▸ **WHAT TO PRODUCE**
Render the material again word for word, skipping the pictures in it.

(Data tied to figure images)
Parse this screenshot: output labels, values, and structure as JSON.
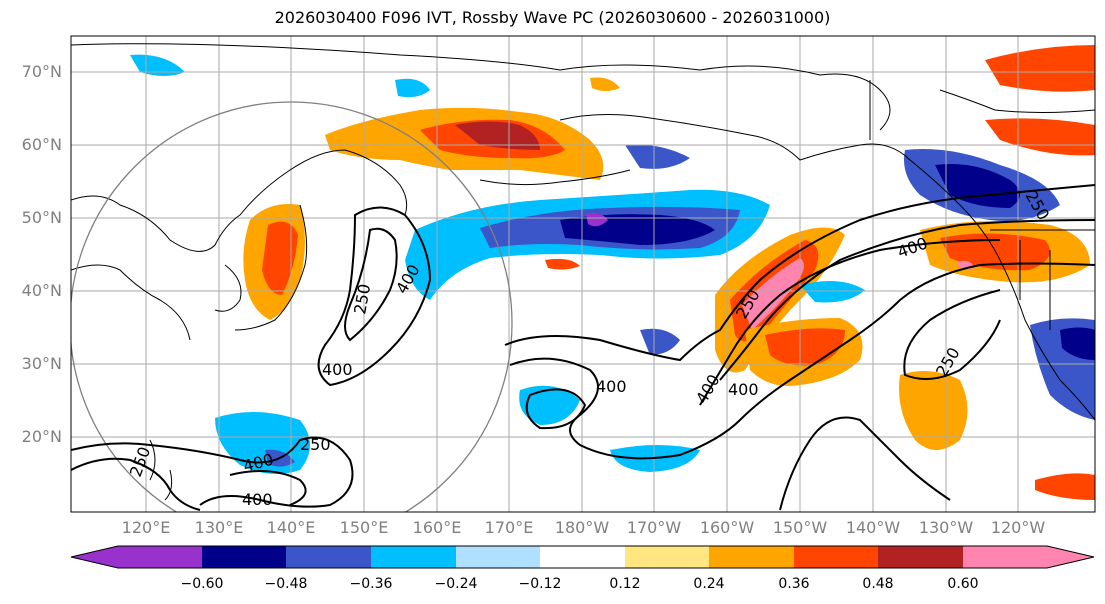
{
  "title": "2026030400 F096 IVT, Rossby Wave PC (2026030600 - 2026031000)",
  "lat_labels": [
    "70°N",
    "60°N",
    "50°N",
    "40°N",
    "30°N",
    "20°N"
  ],
  "lon_labels": [
    "120°E",
    "130°E",
    "140°E",
    "150°E",
    "160°E",
    "170°E",
    "180°W",
    "170°W",
    "160°W",
    "150°W",
    "140°W",
    "130°W",
    "120°W"
  ],
  "contour_labels": [
    "250",
    "400",
    "400",
    "250",
    "400",
    "400",
    "400",
    "250",
    "400",
    "250",
    "250",
    "400",
    "400",
    "250"
  ],
  "colorbar": {
    "ticks": [
      "−0.60",
      "−0.48",
      "−0.36",
      "−0.24",
      "−0.12",
      "0.12",
      "0.24",
      "0.36",
      "0.48",
      "0.60"
    ],
    "colors": [
      "#9932cc",
      "#00008b",
      "#3a56c8",
      "#00bfff",
      "#b0e0ff",
      "#ffffff",
      "#ffe680",
      "#ffa500",
      "#ff4500",
      "#b22222",
      "#ff85b0"
    ]
  }
}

▸ **SOLUTION TO THE PROBLEM**
Parse this screenshot: output labels, values, and structure as JSON.
{
  "title": "2026030400 F096 IVT, Rossby Wave PC (2026030600 - 2026031000)",
  "lat_labels": [
    "70°N",
    "60°N",
    "50°N",
    "40°N",
    "30°N",
    "20°N"
  ],
  "lon_labels": [
    "120°E",
    "130°E",
    "140°E",
    "150°E",
    "160°E",
    "170°E",
    "180°W",
    "170°W",
    "160°W",
    "150°W",
    "140°W",
    "130°W",
    "120°W"
  ],
  "contour_labels": [
    "250",
    "400",
    "400",
    "250",
    "400",
    "400",
    "400",
    "250",
    "400",
    "250",
    "250",
    "400",
    "400",
    "250"
  ],
  "colorbar": {
    "ticks": [
      "−0.60",
      "−0.48",
      "−0.36",
      "−0.24",
      "−0.12",
      "0.12",
      "0.24",
      "0.36",
      "0.48",
      "0.60"
    ],
    "colors": [
      "#9932cc",
      "#00008b",
      "#3a56c8",
      "#00bfff",
      "#b0e0ff",
      "#ffffff",
      "#ffe680",
      "#ffa500",
      "#ff4500",
      "#b22222",
      "#ff85b0"
    ]
  }
}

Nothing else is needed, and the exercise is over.